> [EXERCISE INPUT]:
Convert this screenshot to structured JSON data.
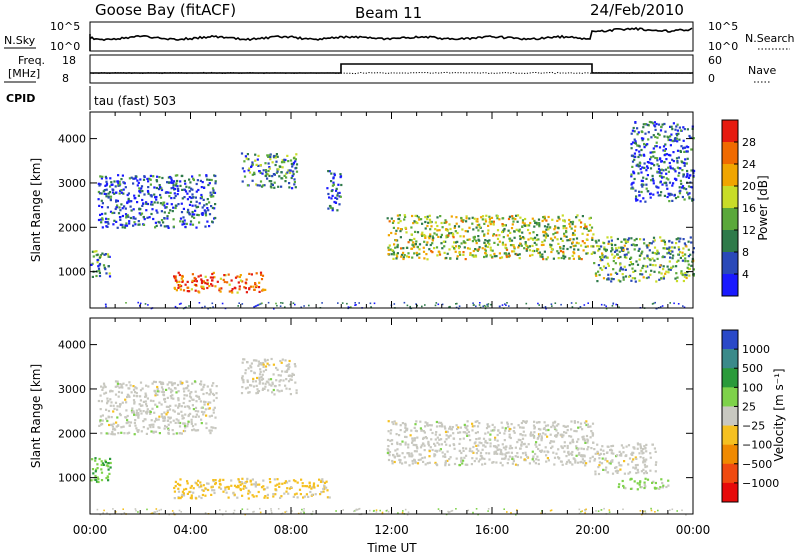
{
  "header": {
    "station": "Goose Bay (fitACF)",
    "beam": "Beam 11",
    "date": "24/Feb/2010"
  },
  "top_panels": {
    "nsky_label": "N.Sky",
    "nsky_ticks": [
      "10^5",
      "10^0"
    ],
    "nsearch_label": "N.Search",
    "nsearch_ticks": [
      "10^5",
      "10^0"
    ],
    "freq_label_1": "Freq.",
    "freq_label_2": "[MHz]",
    "freq_ticks": [
      "18",
      "8"
    ],
    "nave_label": "Nave",
    "nave_ticks": [
      "60",
      "0"
    ],
    "cpid_label": "CPID",
    "cpid_text": "tau (fast) 503"
  },
  "power_colorbar": {
    "label": "Power [dB]",
    "ticks": [
      "28",
      "24",
      "20",
      "16",
      "12",
      "8",
      "4"
    ],
    "colors": [
      "#1a1aff",
      "#2a49b8",
      "#2f7a4a",
      "#5aa83a",
      "#c8dc28",
      "#f0a500",
      "#f06a00",
      "#e61b10"
    ]
  },
  "velocity_colorbar": {
    "label": "Velocity [m s⁻¹]",
    "ticks": [
      "1000",
      "500",
      "100",
      "25",
      "−25",
      "−100",
      "−500",
      "−1000"
    ],
    "colors": [
      "#2a49c8",
      "#3a8a8a",
      "#2a9a3a",
      "#7ed24a",
      "#c8c8c0",
      "#f5c020",
      "#f08a00",
      "#f04a10",
      "#e60a0a"
    ]
  },
  "chart_data": {
    "type": "heatmap",
    "title": "",
    "xlabel": "Time UT",
    "ylabel": "Slant Range [km]",
    "x_ticks": [
      "00:00",
      "04:00",
      "08:00",
      "12:00",
      "16:00",
      "20:00",
      "00:00"
    ],
    "y_ticks": [
      1000,
      2000,
      3000,
      4000
    ],
    "xlim": [
      0,
      24
    ],
    "ylim": [
      180,
      4600
    ],
    "panels": [
      "Power [dB]",
      "Velocity [m s⁻¹]"
    ],
    "power_scale": [
      0,
      30
    ],
    "velocity_scale": [
      -1000,
      1000
    ],
    "series": [
      {
        "name": "Power [dB]",
        "regions": [
          {
            "t0": 0.0,
            "t1": 0.8,
            "r0": 900,
            "r1": 1500,
            "value": 10
          },
          {
            "t0": 0.3,
            "t1": 5.0,
            "r0": 2000,
            "r1": 3200,
            "value": 6
          },
          {
            "t0": 3.3,
            "t1": 7.0,
            "r0": 550,
            "r1": 1000,
            "value": 26
          },
          {
            "t0": 6.0,
            "t1": 8.2,
            "r0": 2900,
            "r1": 3700,
            "value": 10
          },
          {
            "t0": 9.4,
            "t1": 10.0,
            "r0": 2400,
            "r1": 3300,
            "value": 5
          },
          {
            "t0": 11.8,
            "t1": 20.0,
            "r0": 1300,
            "r1": 2300,
            "value": 16
          },
          {
            "t0": 20.0,
            "t1": 24.0,
            "r0": 800,
            "r1": 1800,
            "value": 12
          },
          {
            "t0": 21.5,
            "t1": 24.0,
            "r0": 2600,
            "r1": 4400,
            "value": 6
          }
        ]
      },
      {
        "name": "Velocity [m s⁻¹]",
        "regions": [
          {
            "t0": 0.0,
            "t1": 0.8,
            "r0": 900,
            "r1": 1500,
            "value": 300
          },
          {
            "t0": 0.3,
            "t1": 5.0,
            "r0": 2000,
            "r1": 3200,
            "value": 0
          },
          {
            "t0": 3.3,
            "t1": 9.5,
            "r0": 550,
            "r1": 1000,
            "value": -150
          },
          {
            "t0": 6.0,
            "t1": 8.2,
            "r0": 2900,
            "r1": 3700,
            "value": 0
          },
          {
            "t0": 11.8,
            "t1": 20.0,
            "r0": 1300,
            "r1": 2300,
            "value": 0
          },
          {
            "t0": 20.0,
            "t1": 22.5,
            "r0": 1100,
            "r1": 1800,
            "value": 0
          },
          {
            "t0": 21.0,
            "t1": 23.0,
            "r0": 750,
            "r1": 1000,
            "value": 150
          }
        ]
      }
    ]
  }
}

> [INSTRUCTION]: Retype the entries word for word. Omit any images.

> [WRITTEN ANSWER]:
Convert this screenshot to structured JSON data.
{
  "header": {
    "station": "Goose Bay (fitACF)",
    "beam": "Beam 11",
    "date": "24/Feb/2010"
  },
  "top_panels": {
    "nsky_label": "N.Sky",
    "nsky_ticks": [
      "10^5",
      "10^0"
    ],
    "nsearch_label": "N.Search",
    "nsearch_ticks": [
      "10^5",
      "10^0"
    ],
    "freq_label_1": "Freq.",
    "freq_label_2": "[MHz]",
    "freq_ticks": [
      "18",
      "8"
    ],
    "nave_label": "Nave",
    "nave_ticks": [
      "60",
      "0"
    ],
    "cpid_label": "CPID",
    "cpid_text": "tau (fast) 503"
  },
  "power_colorbar": {
    "label": "Power [dB]",
    "ticks": [
      "28",
      "24",
      "20",
      "16",
      "12",
      "8",
      "4"
    ],
    "colors": [
      "#1a1aff",
      "#2a49b8",
      "#2f7a4a",
      "#5aa83a",
      "#c8dc28",
      "#f0a500",
      "#f06a00",
      "#e61b10"
    ]
  },
  "velocity_colorbar": {
    "label": "Velocity [m s⁻¹]",
    "ticks": [
      "1000",
      "500",
      "100",
      "25",
      "−25",
      "−100",
      "−500",
      "−1000"
    ],
    "colors": [
      "#2a49c8",
      "#3a8a8a",
      "#2a9a3a",
      "#7ed24a",
      "#c8c8c0",
      "#f5c020",
      "#f08a00",
      "#f04a10",
      "#e60a0a"
    ]
  },
  "chart_data": {
    "type": "heatmap",
    "title": "",
    "xlabel": "Time UT",
    "ylabel": "Slant Range [km]",
    "x_ticks": [
      "00:00",
      "04:00",
      "08:00",
      "12:00",
      "16:00",
      "20:00",
      "00:00"
    ],
    "y_ticks": [
      1000,
      2000,
      3000,
      4000
    ],
    "xlim": [
      0,
      24
    ],
    "ylim": [
      180,
      4600
    ],
    "panels": [
      "Power [dB]",
      "Velocity [m s⁻¹]"
    ],
    "power_scale": [
      0,
      30
    ],
    "velocity_scale": [
      -1000,
      1000
    ],
    "series": [
      {
        "name": "Power [dB]",
        "regions": [
          {
            "t0": 0.0,
            "t1": 0.8,
            "r0": 900,
            "r1": 1500,
            "value": 10
          },
          {
            "t0": 0.3,
            "t1": 5.0,
            "r0": 2000,
            "r1": 3200,
            "value": 6
          },
          {
            "t0": 3.3,
            "t1": 7.0,
            "r0": 550,
            "r1": 1000,
            "value": 26
          },
          {
            "t0": 6.0,
            "t1": 8.2,
            "r0": 2900,
            "r1": 3700,
            "value": 10
          },
          {
            "t0": 9.4,
            "t1": 10.0,
            "r0": 2400,
            "r1": 3300,
            "value": 5
          },
          {
            "t0": 11.8,
            "t1": 20.0,
            "r0": 1300,
            "r1": 2300,
            "value": 16
          },
          {
            "t0": 20.0,
            "t1": 24.0,
            "r0": 800,
            "r1": 1800,
            "value": 12
          },
          {
            "t0": 21.5,
            "t1": 24.0,
            "r0": 2600,
            "r1": 4400,
            "value": 6
          }
        ]
      },
      {
        "name": "Velocity [m s⁻¹]",
        "regions": [
          {
            "t0": 0.0,
            "t1": 0.8,
            "r0": 900,
            "r1": 1500,
            "value": 300
          },
          {
            "t0": 0.3,
            "t1": 5.0,
            "r0": 2000,
            "r1": 3200,
            "value": 0
          },
          {
            "t0": 3.3,
            "t1": 9.5,
            "r0": 550,
            "r1": 1000,
            "value": -150
          },
          {
            "t0": 6.0,
            "t1": 8.2,
            "r0": 2900,
            "r1": 3700,
            "value": 0
          },
          {
            "t0": 11.8,
            "t1": 20.0,
            "r0": 1300,
            "r1": 2300,
            "value": 0
          },
          {
            "t0": 20.0,
            "t1": 22.5,
            "r0": 1100,
            "r1": 1800,
            "value": 0
          },
          {
            "t0": 21.0,
            "t1": 23.0,
            "r0": 750,
            "r1": 1000,
            "value": 150
          }
        ]
      }
    ]
  }
}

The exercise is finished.